Work to do — Reproduce the whole listing, character for character.

Material provided —
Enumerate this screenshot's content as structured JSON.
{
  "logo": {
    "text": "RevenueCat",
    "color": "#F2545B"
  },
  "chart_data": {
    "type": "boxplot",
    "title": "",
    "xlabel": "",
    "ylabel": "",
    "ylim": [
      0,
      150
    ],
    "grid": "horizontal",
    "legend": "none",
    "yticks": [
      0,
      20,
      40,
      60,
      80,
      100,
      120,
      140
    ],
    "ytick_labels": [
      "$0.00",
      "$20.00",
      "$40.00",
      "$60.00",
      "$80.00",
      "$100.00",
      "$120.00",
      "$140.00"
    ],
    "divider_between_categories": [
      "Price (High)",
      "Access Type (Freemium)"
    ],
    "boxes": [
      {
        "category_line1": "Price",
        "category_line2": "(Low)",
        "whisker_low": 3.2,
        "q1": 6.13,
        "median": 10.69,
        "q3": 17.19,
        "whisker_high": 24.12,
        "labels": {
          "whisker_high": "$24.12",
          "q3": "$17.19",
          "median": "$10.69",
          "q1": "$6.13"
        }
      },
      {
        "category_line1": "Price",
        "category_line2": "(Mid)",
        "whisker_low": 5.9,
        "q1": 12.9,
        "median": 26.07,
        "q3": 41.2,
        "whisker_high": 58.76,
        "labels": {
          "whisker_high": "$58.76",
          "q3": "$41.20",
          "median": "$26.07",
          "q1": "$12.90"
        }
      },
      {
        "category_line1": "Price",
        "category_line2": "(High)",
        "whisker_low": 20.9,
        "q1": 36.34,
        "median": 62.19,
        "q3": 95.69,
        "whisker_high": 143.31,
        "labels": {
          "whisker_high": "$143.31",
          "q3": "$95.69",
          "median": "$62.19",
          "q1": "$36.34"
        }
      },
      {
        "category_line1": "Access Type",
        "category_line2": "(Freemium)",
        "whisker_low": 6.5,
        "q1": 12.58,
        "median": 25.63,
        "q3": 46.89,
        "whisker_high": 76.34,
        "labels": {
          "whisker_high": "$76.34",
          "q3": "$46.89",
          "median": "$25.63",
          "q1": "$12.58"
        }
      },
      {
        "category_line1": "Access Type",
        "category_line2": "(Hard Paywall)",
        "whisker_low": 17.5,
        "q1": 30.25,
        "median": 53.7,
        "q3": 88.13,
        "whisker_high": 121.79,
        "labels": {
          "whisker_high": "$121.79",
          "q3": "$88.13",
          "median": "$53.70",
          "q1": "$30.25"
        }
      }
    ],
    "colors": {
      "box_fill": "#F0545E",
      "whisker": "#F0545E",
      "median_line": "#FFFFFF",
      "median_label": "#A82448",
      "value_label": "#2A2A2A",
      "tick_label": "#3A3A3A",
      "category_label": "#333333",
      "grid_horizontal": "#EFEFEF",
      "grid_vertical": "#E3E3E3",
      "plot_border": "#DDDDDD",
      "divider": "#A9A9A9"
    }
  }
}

Response to the task —
Enumerate this screenshot's content as structured JSON.
{
  "logo": {
    "text": "RevenueCat",
    "color": "#F2545B"
  },
  "chart_data": {
    "type": "boxplot",
    "title": "",
    "xlabel": "",
    "ylabel": "",
    "ylim": [
      0,
      150
    ],
    "grid": "horizontal",
    "legend": "none",
    "yticks": [
      0,
      20,
      40,
      60,
      80,
      100,
      120,
      140
    ],
    "ytick_labels": [
      "$0.00",
      "$20.00",
      "$40.00",
      "$60.00",
      "$80.00",
      "$100.00",
      "$120.00",
      "$140.00"
    ],
    "divider_between_categories": [
      "Price (High)",
      "Access Type (Freemium)"
    ],
    "boxes": [
      {
        "category_line1": "Price",
        "category_line2": "(Low)",
        "whisker_low": 3.2,
        "q1": 6.13,
        "median": 10.69,
        "q3": 17.19,
        "whisker_high": 24.12,
        "labels": {
          "whisker_high": "$24.12",
          "q3": "$17.19",
          "median": "$10.69",
          "q1": "$6.13"
        }
      },
      {
        "category_line1": "Price",
        "category_line2": "(Mid)",
        "whisker_low": 5.9,
        "q1": 12.9,
        "median": 26.07,
        "q3": 41.2,
        "whisker_high": 58.76,
        "labels": {
          "whisker_high": "$58.76",
          "q3": "$41.20",
          "median": "$26.07",
          "q1": "$12.90"
        }
      },
      {
        "category_line1": "Price",
        "category_line2": "(High)",
        "whisker_low": 20.9,
        "q1": 36.34,
        "median": 62.19,
        "q3": 95.69,
        "whisker_high": 143.31,
        "labels": {
          "whisker_high": "$143.31",
          "q3": "$95.69",
          "median": "$62.19",
          "q1": "$36.34"
        }
      },
      {
        "category_line1": "Access Type",
        "category_line2": "(Freemium)",
        "whisker_low": 6.5,
        "q1": 12.58,
        "median": 25.63,
        "q3": 46.89,
        "whisker_high": 76.34,
        "labels": {
          "whisker_high": "$76.34",
          "q3": "$46.89",
          "median": "$25.63",
          "q1": "$12.58"
        }
      },
      {
        "category_line1": "Access Type",
        "category_line2": "(Hard Paywall)",
        "whisker_low": 17.5,
        "q1": 30.25,
        "median": 53.7,
        "q3": 88.13,
        "whisker_high": 121.79,
        "labels": {
          "whisker_high": "$121.79",
          "q3": "$88.13",
          "median": "$53.70",
          "q1": "$30.25"
        }
      }
    ],
    "colors": {
      "box_fill": "#F0545E",
      "whisker": "#F0545E",
      "median_line": "#FFFFFF",
      "median_label": "#A82448",
      "value_label": "#2A2A2A",
      "tick_label": "#3A3A3A",
      "category_label": "#333333",
      "grid_horizontal": "#EFEFEF",
      "grid_vertical": "#E3E3E3",
      "plot_border": "#DDDDDD",
      "divider": "#A9A9A9"
    }
  }
}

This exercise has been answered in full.